── Data for this exercise

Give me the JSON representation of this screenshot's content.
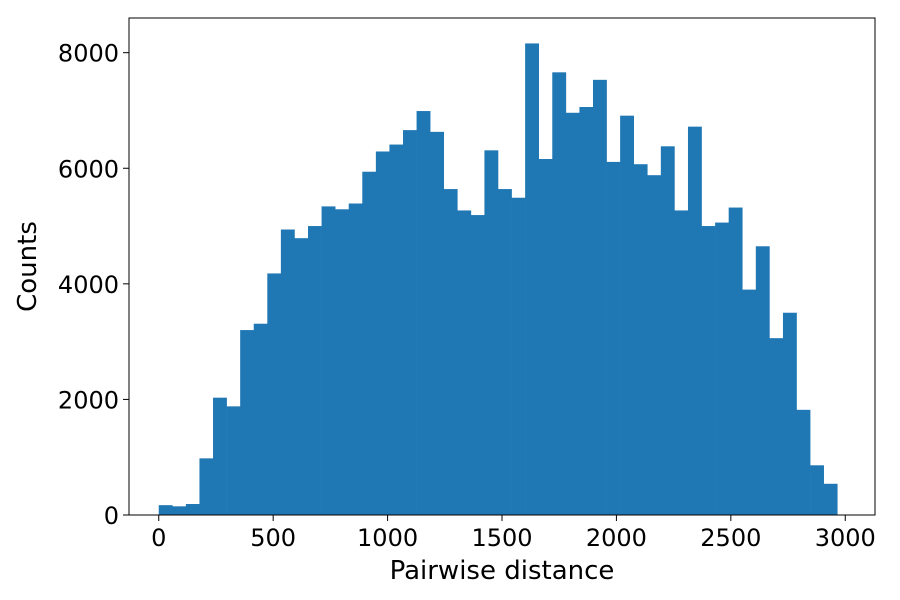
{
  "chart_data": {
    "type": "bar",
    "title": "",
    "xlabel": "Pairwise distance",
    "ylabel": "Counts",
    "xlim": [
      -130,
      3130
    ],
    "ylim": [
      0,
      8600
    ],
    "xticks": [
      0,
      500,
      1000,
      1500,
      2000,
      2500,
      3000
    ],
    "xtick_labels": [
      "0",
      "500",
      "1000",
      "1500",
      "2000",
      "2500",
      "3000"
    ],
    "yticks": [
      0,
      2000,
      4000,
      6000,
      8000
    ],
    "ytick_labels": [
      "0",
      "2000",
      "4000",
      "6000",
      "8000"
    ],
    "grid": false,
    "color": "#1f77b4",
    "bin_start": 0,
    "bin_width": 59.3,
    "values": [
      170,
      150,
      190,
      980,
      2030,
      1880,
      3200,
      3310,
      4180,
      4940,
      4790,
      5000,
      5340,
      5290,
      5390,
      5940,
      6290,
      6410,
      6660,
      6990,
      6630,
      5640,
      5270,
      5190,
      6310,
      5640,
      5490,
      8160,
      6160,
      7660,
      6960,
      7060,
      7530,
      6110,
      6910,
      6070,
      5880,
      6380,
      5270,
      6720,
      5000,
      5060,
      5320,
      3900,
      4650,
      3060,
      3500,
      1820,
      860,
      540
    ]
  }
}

────

◆ Description of the task: Copy out every line of the material above exactly, skipping the pictures.

◆ Solution to the exercise:
Give me the JSON representation of this screenshot's content.
{
  "chart_data": {
    "type": "bar",
    "title": "",
    "xlabel": "Pairwise distance",
    "ylabel": "Counts",
    "xlim": [
      -130,
      3130
    ],
    "ylim": [
      0,
      8600
    ],
    "xticks": [
      0,
      500,
      1000,
      1500,
      2000,
      2500,
      3000
    ],
    "xtick_labels": [
      "0",
      "500",
      "1000",
      "1500",
      "2000",
      "2500",
      "3000"
    ],
    "yticks": [
      0,
      2000,
      4000,
      6000,
      8000
    ],
    "ytick_labels": [
      "0",
      "2000",
      "4000",
      "6000",
      "8000"
    ],
    "grid": false,
    "color": "#1f77b4",
    "bin_start": 0,
    "bin_width": 59.3,
    "values": [
      170,
      150,
      190,
      980,
      2030,
      1880,
      3200,
      3310,
      4180,
      4940,
      4790,
      5000,
      5340,
      5290,
      5390,
      5940,
      6290,
      6410,
      6660,
      6990,
      6630,
      5640,
      5270,
      5190,
      6310,
      5640,
      5490,
      8160,
      6160,
      7660,
      6960,
      7060,
      7530,
      6110,
      6910,
      6070,
      5880,
      6380,
      5270,
      6720,
      5000,
      5060,
      5320,
      3900,
      4650,
      3060,
      3500,
      1820,
      860,
      540
    ]
  }
}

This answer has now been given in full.